__GIVEN EXERCISE__
Transcribe the records that follow exactly. Skip the pictures.
------------------------------------------------
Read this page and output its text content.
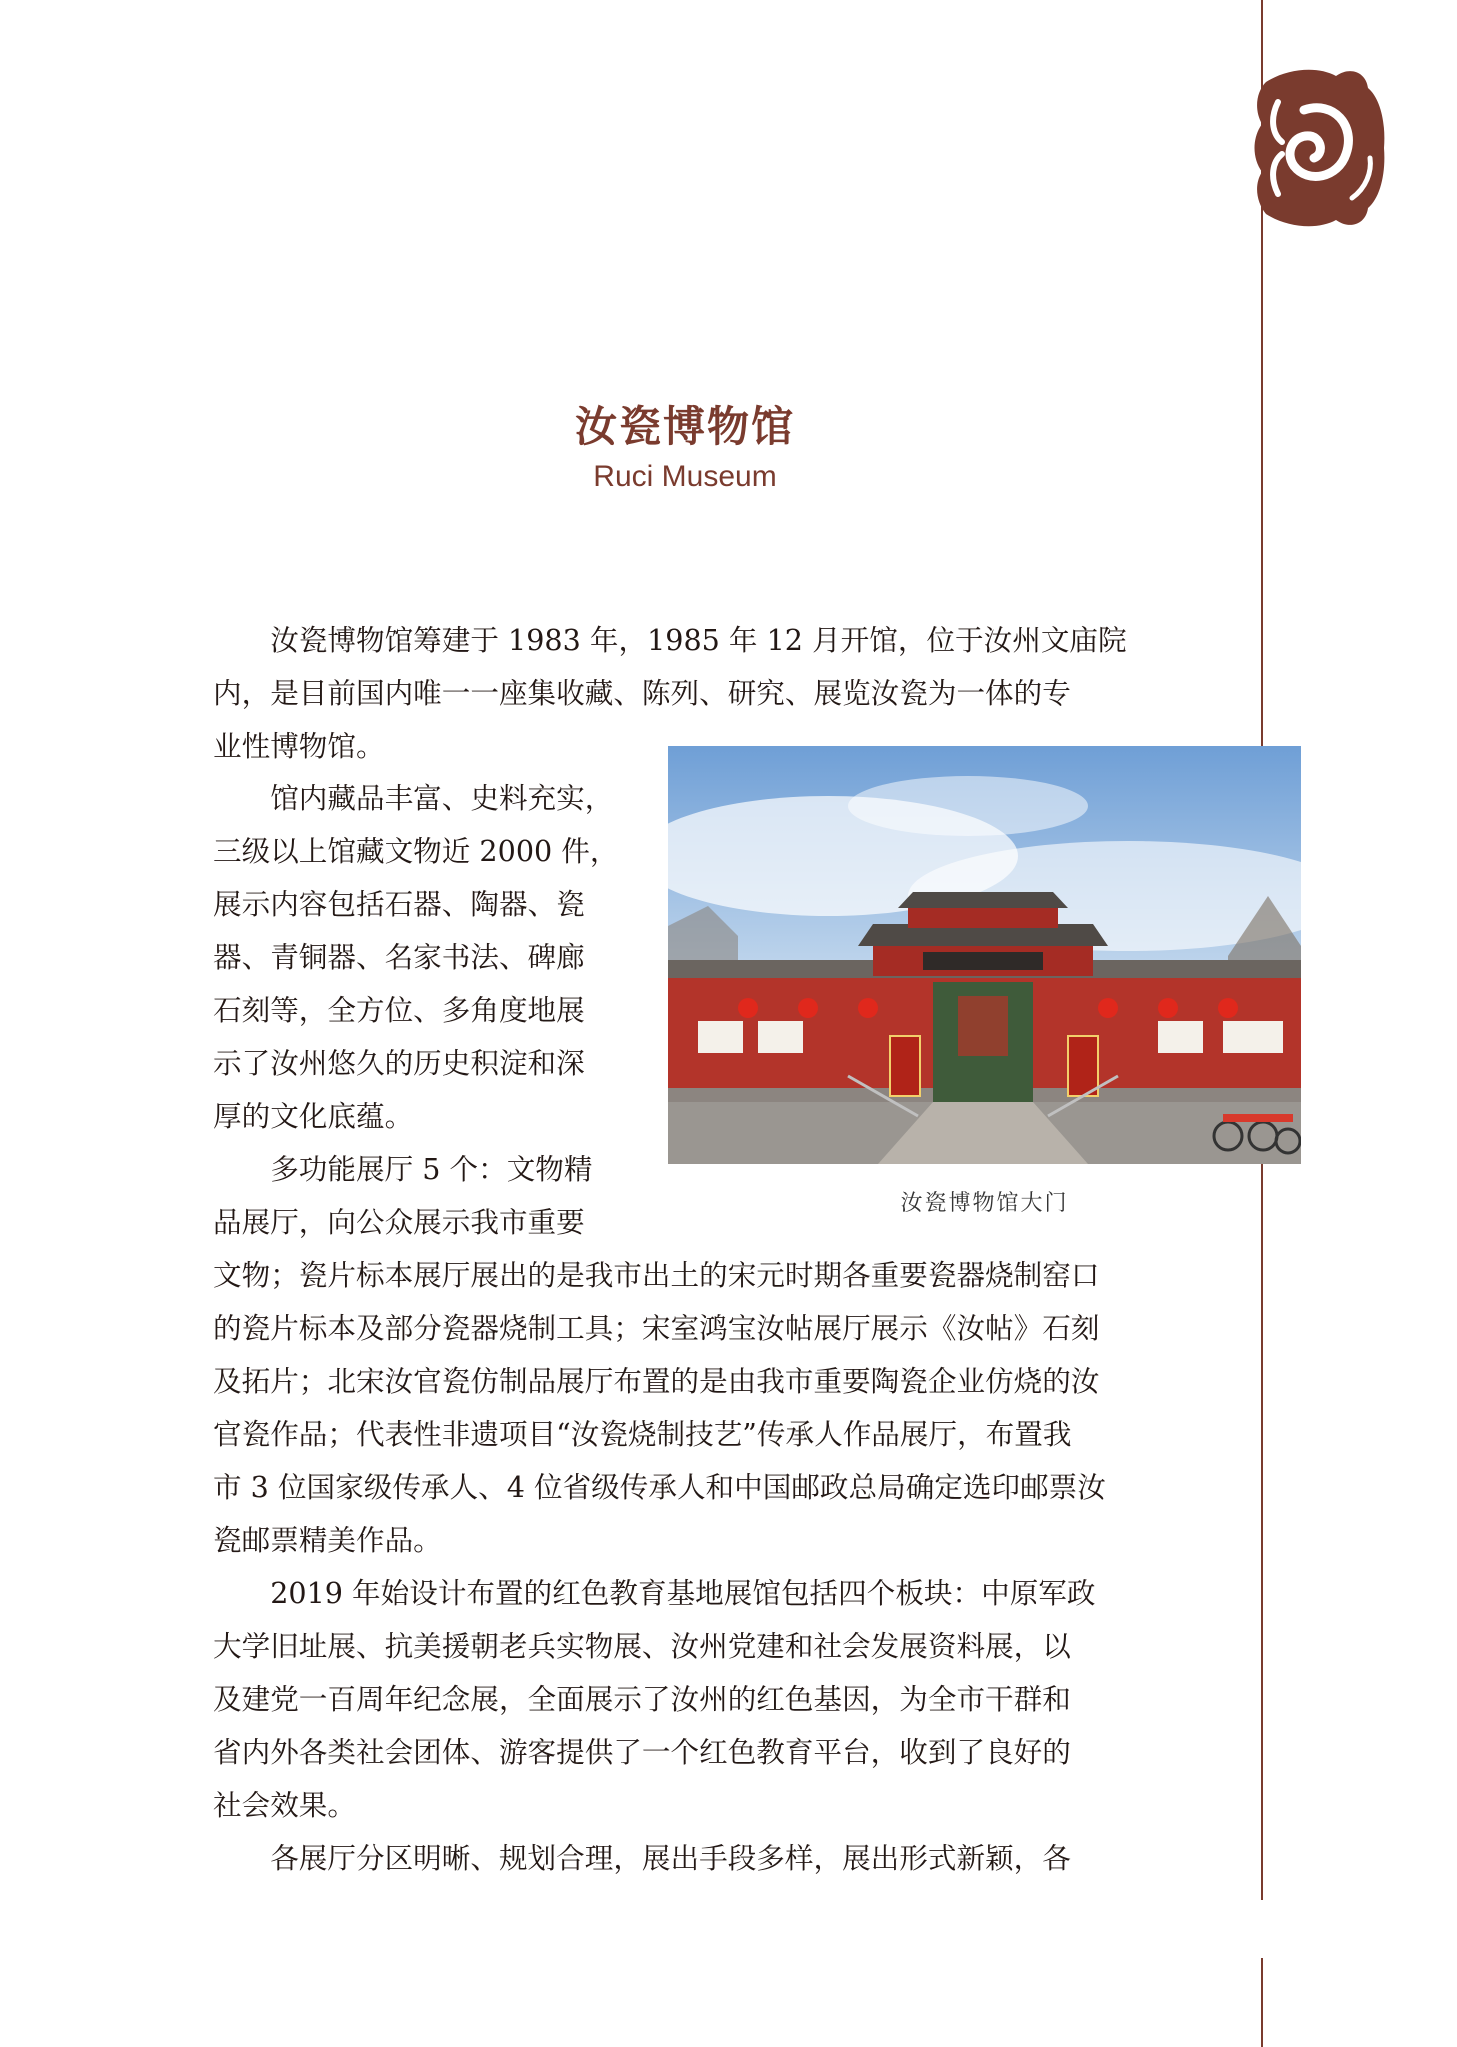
汝瓷博物馆
Ruci Museum
　　汝瓷博物馆筹建于 1983 年，1985 年 12 月开馆，位于汝州文庙院
内，是目前国内唯一一座集收藏、陈列、研究、展览汝瓷为一体的专
业性博物馆。
　　馆内藏品丰富、史料充实，
三级以上馆藏文物近 2000 件，
展示内容包括石器、陶器、瓷
器、青铜器、名家书法、碑廊
石刻等，全方位、多角度地展
示了汝州悠久的历史积淀和深
厚的文化底蕴。
　　多功能展厅 5 个：文物精
品展厅，向公众展示我市重要
文物；瓷片标本展厅展出的是我市出土的宋元时期各重要瓷器烧制窑口
的瓷片标本及部分瓷器烧制工具；宋室鸿宝汝帖展厅展示《汝帖》石刻
及拓片；北宋汝官瓷仿制品展厅布置的是由我市重要陶瓷企业仿烧的汝
官瓷作品；代表性非遗项目“汝瓷烧制技艺”传承人作品展厅，布置我
市 3 位国家级传承人、4 位省级传承人和中国邮政总局确定选印邮票汝
瓷邮票精美作品。
　　2019 年始设计布置的红色教育基地展馆包括四个板块：中原军政
大学旧址展、抗美援朝老兵实物展、汝州党建和社会发展资料展，以
及建党一百周年纪念展，全面展示了汝州的红色基因，为全市干群和
省内外各类社会团体、游客提供了一个红色教育平台，收到了良好的
社会效果。
　　各展厅分区明晰、规划合理，展出手段多样，展出形式新颖，各
汝瓷博物馆大门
------------------------------------------------
__REPLY TO THE TASK__
Read this page and output its text content.
汝瓷博物馆
Ruci Museum
　　汝瓷博物馆筹建于 1983 年，1985 年 12 月开馆，位于汝州文庙院
内，是目前国内唯一一座集收藏、陈列、研究、展览汝瓷为一体的专
业性博物馆。
　　馆内藏品丰富、史料充实，
三级以上馆藏文物近 2000 件，
展示内容包括石器、陶器、瓷
器、青铜器、名家书法、碑廊
石刻等，全方位、多角度地展
示了汝州悠久的历史积淀和深
厚的文化底蕴。
　　多功能展厅 5 个：文物精
品展厅，向公众展示我市重要
文物；瓷片标本展厅展出的是我市出土的宋元时期各重要瓷器烧制窑口
的瓷片标本及部分瓷器烧制工具；宋室鸿宝汝帖展厅展示《汝帖》石刻
及拓片；北宋汝官瓷仿制品展厅布置的是由我市重要陶瓷企业仿烧的汝
官瓷作品；代表性非遗项目“汝瓷烧制技艺”传承人作品展厅，布置我
市 3 位国家级传承人、4 位省级传承人和中国邮政总局确定选印邮票汝
瓷邮票精美作品。
　　2019 年始设计布置的红色教育基地展馆包括四个板块：中原军政
大学旧址展、抗美援朝老兵实物展、汝州党建和社会发展资料展，以
及建党一百周年纪念展，全面展示了汝州的红色基因，为全市干群和
省内外各类社会团体、游客提供了一个红色教育平台，收到了良好的
社会效果。
　　各展厅分区明晰、规划合理，展出手段多样，展出形式新颖，各
汝瓷博物馆大门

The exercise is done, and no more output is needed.